Entries with figure data
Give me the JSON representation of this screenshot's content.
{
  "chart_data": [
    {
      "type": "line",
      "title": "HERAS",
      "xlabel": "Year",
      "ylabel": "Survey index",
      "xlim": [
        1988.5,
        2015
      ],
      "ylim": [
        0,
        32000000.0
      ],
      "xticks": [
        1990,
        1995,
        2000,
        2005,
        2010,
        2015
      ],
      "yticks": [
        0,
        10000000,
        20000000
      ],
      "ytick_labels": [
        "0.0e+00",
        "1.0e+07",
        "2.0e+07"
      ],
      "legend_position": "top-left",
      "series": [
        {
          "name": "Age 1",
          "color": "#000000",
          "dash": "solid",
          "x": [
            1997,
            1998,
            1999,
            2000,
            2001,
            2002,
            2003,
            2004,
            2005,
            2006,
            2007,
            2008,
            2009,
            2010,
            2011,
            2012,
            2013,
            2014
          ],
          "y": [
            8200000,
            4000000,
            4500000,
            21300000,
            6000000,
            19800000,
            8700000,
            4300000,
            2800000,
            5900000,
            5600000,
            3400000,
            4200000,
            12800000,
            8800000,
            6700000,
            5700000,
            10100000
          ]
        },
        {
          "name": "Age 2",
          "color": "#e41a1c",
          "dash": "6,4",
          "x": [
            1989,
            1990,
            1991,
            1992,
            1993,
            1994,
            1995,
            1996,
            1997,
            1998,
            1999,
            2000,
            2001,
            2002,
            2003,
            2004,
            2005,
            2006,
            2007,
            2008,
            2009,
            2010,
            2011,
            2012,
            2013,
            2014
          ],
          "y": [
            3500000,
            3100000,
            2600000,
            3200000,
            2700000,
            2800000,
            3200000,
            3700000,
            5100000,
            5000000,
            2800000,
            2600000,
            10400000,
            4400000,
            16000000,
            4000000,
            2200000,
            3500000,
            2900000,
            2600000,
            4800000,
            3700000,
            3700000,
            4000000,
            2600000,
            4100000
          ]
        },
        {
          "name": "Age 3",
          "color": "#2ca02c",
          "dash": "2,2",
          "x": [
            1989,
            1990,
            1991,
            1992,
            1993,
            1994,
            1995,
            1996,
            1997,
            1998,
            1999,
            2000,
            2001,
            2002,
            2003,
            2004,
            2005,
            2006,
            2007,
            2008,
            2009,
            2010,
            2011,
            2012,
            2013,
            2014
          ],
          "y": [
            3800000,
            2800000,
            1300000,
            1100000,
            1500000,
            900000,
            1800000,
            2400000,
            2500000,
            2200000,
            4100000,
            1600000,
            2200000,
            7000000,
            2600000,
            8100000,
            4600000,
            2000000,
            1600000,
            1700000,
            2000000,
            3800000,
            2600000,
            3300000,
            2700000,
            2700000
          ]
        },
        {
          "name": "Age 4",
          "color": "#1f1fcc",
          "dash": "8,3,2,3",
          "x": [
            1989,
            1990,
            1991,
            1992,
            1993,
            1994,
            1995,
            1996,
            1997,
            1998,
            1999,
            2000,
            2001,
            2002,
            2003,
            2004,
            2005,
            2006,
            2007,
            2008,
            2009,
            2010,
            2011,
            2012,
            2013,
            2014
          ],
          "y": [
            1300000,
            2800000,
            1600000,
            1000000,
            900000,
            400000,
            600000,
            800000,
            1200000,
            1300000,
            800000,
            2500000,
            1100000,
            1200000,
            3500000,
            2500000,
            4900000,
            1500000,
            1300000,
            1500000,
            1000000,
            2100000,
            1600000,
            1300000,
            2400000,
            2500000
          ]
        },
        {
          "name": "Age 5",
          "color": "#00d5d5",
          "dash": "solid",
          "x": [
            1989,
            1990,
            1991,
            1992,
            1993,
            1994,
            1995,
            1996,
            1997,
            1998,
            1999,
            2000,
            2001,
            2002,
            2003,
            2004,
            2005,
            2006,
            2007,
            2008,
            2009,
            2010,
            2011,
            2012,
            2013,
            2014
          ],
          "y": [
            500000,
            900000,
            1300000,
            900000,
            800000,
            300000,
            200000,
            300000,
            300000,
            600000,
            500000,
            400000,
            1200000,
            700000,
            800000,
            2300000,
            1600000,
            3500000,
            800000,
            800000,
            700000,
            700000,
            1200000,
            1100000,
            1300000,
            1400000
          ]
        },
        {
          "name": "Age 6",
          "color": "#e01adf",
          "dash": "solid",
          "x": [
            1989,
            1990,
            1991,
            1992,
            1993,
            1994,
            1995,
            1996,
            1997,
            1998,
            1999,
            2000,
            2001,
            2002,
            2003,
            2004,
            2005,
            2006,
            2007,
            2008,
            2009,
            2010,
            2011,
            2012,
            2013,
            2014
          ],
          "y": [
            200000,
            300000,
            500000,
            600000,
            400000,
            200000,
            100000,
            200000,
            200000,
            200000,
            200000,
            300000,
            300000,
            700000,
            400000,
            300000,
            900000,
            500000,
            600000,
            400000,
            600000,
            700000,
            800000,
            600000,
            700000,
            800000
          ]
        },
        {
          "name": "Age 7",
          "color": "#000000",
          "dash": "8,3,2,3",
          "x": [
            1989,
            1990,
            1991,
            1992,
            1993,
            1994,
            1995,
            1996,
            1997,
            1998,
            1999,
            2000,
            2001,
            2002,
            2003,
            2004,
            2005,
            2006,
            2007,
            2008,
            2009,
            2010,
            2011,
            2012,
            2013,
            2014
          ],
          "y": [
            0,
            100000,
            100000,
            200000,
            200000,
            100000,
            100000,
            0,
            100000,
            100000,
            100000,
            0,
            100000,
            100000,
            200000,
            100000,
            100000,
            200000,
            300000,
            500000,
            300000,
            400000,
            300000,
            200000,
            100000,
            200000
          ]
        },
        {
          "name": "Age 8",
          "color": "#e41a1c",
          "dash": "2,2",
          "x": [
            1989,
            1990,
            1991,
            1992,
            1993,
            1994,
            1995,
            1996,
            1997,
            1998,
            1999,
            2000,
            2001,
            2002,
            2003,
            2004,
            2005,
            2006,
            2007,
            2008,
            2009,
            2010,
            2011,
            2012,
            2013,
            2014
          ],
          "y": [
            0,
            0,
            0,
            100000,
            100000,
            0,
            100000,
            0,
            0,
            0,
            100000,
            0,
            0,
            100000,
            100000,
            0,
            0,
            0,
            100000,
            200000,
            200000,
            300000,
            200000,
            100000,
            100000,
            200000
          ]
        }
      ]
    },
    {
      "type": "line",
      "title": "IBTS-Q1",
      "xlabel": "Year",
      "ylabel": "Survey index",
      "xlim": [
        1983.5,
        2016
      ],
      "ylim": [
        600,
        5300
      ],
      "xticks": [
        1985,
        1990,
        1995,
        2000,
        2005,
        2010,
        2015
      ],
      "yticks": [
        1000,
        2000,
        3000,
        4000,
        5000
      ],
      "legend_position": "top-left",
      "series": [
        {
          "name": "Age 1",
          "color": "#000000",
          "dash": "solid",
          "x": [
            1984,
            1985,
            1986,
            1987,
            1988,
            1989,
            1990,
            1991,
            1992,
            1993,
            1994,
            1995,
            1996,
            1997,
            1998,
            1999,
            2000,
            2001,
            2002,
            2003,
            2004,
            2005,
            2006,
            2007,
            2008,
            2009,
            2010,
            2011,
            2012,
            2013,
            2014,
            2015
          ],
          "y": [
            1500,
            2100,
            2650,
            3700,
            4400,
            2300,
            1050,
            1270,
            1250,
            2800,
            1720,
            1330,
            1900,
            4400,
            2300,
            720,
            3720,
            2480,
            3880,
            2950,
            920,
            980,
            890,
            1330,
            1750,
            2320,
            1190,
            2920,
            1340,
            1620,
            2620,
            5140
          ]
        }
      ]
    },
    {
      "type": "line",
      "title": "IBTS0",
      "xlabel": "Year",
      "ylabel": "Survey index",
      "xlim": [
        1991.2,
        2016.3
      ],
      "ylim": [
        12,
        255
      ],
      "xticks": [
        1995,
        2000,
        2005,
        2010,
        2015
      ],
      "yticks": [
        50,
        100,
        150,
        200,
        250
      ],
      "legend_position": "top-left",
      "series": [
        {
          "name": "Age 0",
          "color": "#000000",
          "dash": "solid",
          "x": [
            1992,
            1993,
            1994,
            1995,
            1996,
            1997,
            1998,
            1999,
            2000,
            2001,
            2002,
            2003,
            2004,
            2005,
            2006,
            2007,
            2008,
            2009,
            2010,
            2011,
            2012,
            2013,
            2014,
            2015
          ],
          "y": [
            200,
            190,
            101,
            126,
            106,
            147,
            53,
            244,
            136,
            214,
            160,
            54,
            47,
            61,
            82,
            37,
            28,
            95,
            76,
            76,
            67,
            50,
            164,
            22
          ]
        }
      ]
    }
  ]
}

** Work required **
Go through the lines above. Select every one that has the string "title".

** Task result **
      "title": "HERAS",
      "title": "IBTS-Q1",
      "title": "IBTS0",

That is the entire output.